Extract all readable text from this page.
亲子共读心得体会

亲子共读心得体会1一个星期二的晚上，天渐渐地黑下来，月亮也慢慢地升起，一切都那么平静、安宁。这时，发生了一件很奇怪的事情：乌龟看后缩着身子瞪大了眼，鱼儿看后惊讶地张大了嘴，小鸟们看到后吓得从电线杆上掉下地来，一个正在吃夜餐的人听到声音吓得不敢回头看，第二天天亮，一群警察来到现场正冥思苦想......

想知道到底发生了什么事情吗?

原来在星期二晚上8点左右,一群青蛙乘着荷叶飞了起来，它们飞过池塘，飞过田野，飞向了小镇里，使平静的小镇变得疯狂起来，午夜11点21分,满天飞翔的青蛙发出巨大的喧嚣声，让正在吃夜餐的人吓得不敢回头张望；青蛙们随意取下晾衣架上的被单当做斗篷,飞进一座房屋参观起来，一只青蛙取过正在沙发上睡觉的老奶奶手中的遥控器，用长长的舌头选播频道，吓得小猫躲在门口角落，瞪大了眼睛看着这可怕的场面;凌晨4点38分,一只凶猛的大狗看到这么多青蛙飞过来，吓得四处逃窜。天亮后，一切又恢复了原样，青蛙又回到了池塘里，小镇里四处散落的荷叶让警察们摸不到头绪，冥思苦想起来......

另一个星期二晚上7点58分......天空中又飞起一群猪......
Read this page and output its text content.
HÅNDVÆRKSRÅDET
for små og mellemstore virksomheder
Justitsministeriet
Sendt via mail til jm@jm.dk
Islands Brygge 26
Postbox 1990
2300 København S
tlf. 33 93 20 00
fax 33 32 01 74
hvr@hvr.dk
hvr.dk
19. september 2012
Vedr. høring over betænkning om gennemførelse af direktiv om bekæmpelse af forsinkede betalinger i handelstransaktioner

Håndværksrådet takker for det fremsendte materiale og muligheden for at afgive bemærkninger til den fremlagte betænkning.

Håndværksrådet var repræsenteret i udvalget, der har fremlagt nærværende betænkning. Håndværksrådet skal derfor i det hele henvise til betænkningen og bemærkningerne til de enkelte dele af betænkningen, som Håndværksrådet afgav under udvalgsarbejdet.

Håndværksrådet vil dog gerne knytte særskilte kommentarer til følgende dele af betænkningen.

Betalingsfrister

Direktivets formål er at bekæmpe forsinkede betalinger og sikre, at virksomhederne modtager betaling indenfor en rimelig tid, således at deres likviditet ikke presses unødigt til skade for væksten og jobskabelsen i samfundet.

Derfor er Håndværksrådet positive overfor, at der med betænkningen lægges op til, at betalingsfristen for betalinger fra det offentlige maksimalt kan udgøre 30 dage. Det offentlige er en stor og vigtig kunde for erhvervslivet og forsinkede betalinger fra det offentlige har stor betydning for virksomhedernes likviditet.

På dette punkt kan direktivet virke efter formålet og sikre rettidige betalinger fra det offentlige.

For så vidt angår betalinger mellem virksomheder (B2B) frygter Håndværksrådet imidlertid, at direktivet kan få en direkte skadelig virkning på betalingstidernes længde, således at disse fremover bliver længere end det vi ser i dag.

_ _ _ _

# Problem requirements
Pick out each line above that includes "page" and show it.

# Finished answer
Extract all readable text from this page.
Read this page and output its text content.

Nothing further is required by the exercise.